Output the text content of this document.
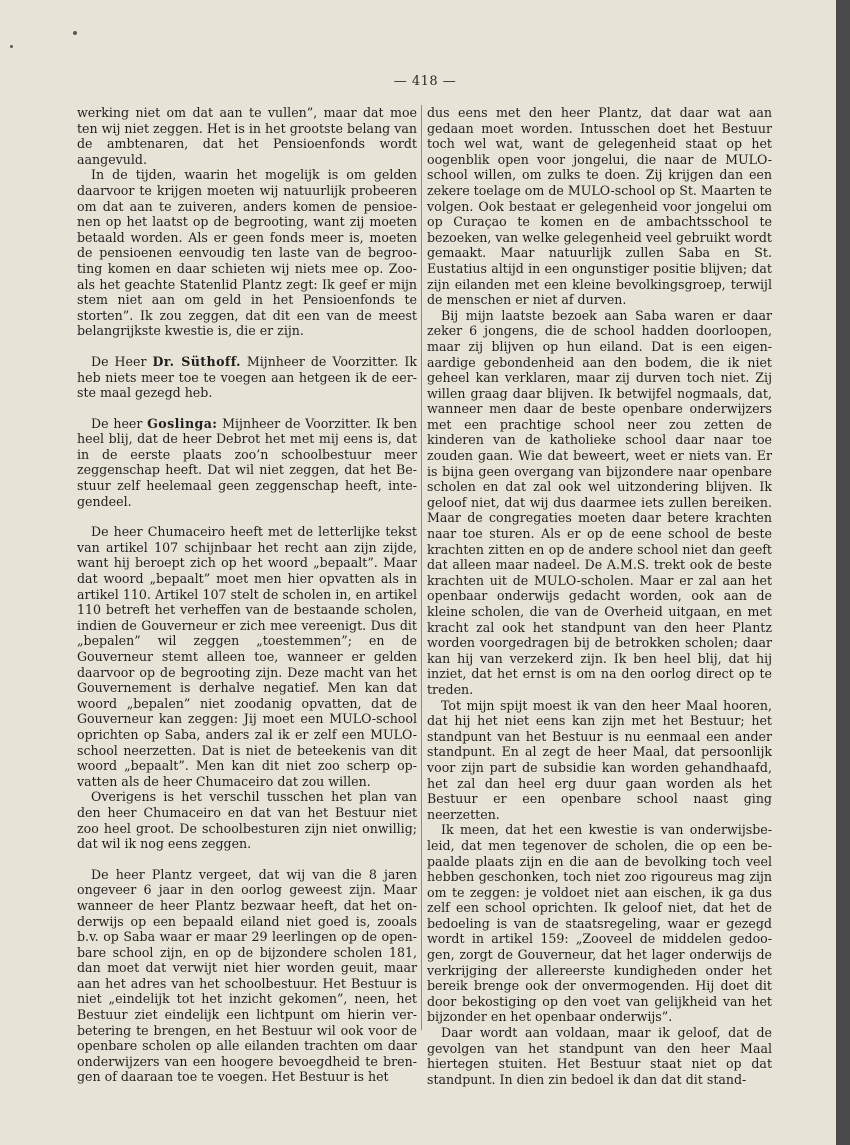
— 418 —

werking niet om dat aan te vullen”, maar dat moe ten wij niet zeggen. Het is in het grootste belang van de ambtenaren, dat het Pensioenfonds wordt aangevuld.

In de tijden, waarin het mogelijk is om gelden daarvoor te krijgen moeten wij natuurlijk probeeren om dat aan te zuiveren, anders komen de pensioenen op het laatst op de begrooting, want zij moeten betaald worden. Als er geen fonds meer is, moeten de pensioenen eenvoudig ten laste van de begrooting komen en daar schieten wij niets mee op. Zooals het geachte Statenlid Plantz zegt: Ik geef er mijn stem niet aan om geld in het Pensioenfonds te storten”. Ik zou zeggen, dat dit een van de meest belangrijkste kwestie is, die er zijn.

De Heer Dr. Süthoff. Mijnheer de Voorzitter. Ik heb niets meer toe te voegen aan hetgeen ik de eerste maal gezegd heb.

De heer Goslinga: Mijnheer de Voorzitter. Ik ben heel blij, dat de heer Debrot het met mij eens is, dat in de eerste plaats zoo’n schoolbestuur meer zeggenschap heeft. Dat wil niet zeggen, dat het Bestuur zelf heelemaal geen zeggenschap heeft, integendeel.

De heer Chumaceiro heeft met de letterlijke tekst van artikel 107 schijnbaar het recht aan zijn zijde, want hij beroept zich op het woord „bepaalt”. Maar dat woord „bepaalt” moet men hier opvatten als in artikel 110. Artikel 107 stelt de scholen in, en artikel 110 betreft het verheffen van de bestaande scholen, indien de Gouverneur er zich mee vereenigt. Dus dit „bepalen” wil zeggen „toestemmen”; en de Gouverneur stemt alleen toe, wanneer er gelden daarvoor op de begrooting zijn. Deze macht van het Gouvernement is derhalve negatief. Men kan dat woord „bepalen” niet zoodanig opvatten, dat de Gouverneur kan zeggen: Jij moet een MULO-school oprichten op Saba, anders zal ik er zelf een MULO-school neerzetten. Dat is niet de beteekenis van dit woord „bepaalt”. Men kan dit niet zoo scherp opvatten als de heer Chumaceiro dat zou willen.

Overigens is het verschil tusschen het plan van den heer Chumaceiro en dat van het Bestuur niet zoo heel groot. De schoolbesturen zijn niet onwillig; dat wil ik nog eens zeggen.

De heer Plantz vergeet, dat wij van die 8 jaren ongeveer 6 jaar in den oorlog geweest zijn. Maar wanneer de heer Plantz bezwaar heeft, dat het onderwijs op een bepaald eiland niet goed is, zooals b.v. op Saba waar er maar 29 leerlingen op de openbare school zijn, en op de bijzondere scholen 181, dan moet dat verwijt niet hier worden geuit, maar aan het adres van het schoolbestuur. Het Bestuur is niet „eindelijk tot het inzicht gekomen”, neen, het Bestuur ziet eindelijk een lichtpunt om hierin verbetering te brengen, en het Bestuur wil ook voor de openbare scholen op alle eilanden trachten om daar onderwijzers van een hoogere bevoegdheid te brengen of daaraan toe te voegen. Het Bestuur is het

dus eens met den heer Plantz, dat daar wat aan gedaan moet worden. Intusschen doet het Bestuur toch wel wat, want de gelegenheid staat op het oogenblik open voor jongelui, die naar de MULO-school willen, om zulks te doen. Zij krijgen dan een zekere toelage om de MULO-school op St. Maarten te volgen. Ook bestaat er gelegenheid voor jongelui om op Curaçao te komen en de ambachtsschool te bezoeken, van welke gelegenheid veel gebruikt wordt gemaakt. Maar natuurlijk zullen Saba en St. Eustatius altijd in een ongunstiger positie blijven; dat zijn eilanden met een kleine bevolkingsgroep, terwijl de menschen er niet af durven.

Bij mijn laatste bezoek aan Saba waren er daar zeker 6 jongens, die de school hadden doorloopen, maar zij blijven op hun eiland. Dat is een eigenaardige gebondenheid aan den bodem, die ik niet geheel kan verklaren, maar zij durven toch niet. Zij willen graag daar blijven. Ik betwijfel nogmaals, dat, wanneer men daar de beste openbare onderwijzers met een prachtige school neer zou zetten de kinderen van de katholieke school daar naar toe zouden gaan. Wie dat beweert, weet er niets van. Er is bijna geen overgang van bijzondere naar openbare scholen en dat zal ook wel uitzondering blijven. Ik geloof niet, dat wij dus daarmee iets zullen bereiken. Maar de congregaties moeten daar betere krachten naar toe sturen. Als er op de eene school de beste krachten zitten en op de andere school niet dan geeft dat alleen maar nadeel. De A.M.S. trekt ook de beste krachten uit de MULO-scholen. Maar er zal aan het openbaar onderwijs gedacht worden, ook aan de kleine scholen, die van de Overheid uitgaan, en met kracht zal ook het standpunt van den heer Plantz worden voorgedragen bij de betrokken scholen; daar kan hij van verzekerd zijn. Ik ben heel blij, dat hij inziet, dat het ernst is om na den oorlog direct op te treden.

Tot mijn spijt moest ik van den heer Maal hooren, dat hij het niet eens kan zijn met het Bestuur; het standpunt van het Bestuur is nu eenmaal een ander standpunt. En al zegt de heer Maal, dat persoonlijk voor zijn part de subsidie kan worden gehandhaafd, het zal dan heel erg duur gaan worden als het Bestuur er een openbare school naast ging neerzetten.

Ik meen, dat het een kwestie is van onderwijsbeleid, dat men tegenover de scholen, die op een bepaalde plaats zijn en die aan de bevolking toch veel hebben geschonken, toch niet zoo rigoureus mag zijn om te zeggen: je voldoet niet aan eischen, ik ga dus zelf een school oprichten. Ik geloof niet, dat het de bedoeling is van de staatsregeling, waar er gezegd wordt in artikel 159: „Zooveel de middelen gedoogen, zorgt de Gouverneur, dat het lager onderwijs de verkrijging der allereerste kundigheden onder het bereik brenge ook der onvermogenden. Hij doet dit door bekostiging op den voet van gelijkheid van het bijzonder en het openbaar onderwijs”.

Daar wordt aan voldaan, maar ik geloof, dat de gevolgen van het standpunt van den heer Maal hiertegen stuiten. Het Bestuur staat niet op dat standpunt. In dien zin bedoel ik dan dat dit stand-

==

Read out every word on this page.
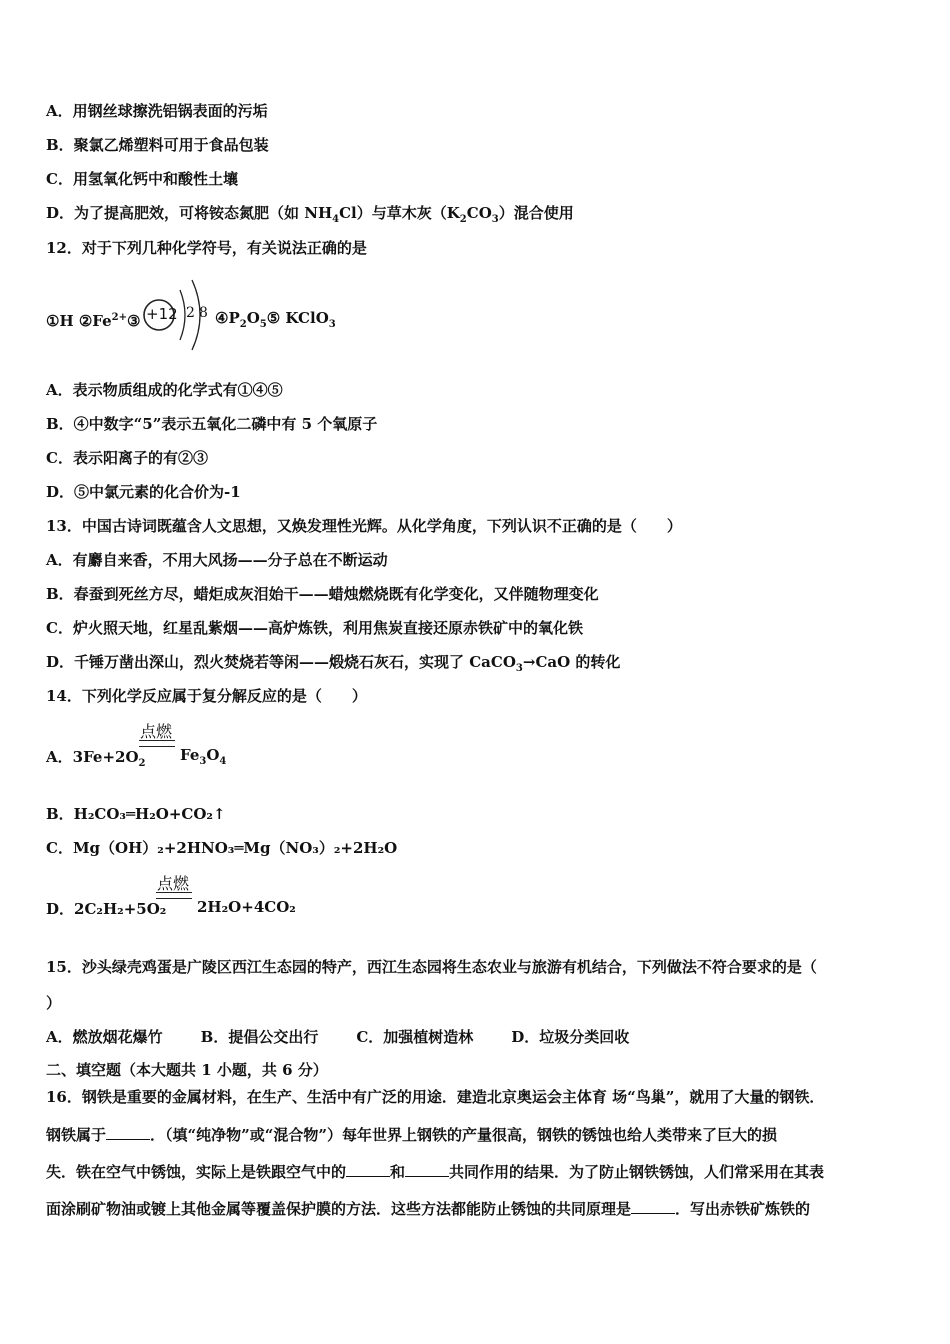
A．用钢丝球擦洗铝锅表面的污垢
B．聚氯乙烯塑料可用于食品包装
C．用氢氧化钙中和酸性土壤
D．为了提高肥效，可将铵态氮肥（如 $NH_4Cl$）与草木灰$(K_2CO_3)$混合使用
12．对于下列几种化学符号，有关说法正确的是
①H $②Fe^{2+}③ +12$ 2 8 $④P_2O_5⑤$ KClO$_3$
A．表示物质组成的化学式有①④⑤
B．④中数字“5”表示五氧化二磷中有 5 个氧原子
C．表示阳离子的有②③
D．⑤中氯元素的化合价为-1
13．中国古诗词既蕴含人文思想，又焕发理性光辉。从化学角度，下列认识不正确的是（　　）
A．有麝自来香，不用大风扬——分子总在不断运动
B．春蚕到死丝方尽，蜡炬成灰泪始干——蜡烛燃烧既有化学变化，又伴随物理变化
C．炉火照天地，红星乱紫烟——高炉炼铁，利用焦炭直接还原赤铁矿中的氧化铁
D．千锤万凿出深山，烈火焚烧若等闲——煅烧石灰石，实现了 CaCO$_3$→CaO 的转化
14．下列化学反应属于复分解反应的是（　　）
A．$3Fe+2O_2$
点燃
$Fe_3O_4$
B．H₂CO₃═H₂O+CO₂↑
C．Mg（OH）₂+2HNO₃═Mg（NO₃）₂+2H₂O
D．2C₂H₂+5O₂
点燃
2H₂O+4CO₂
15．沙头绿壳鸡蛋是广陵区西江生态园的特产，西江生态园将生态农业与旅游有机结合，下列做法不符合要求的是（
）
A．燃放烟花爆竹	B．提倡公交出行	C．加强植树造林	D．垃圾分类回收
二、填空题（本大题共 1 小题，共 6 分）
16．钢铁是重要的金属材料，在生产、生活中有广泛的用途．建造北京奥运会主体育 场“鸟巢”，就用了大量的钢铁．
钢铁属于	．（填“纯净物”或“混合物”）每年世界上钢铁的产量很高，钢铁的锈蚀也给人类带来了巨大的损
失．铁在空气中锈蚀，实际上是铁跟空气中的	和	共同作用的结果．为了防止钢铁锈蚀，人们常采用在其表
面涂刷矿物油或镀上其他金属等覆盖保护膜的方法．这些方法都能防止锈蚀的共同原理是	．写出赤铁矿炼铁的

==

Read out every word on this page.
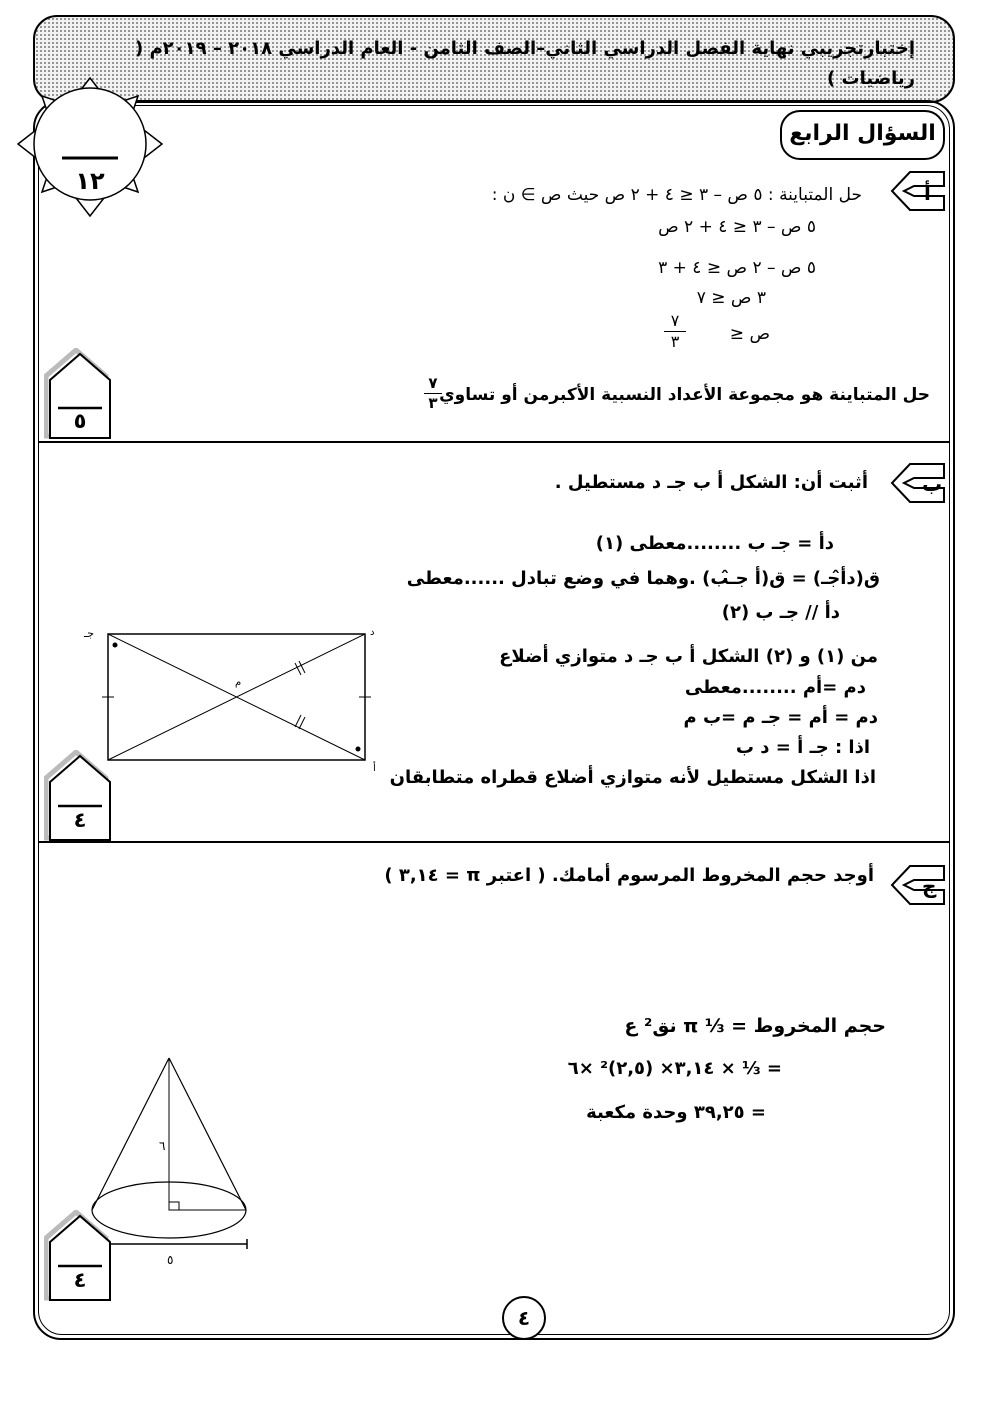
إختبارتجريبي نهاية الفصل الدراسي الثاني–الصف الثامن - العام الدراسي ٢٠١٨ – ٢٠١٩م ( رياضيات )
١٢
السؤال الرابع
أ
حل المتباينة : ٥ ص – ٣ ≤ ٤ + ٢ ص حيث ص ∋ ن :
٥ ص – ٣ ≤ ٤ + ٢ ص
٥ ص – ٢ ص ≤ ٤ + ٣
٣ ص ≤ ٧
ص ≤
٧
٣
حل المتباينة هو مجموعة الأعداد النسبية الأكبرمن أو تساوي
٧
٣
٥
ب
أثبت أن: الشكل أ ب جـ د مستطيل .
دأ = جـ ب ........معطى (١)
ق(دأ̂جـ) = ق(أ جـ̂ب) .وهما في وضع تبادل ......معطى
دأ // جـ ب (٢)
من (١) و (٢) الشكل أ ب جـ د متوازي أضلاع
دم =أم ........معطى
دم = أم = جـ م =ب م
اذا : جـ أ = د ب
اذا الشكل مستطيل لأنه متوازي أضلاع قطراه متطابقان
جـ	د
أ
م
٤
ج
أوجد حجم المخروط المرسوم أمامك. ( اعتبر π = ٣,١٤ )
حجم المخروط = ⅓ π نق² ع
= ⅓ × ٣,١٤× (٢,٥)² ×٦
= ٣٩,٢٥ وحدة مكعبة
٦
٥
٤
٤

▸ Stated problem
Show all lines in the entries above where the string "مستطيل" appears.

▸ Task response
أثبت أن: الشكل أ ب جـ د مستطيل .
اذا الشكل مستطيل لأنه متوازي أضلاع قطراه متطابقان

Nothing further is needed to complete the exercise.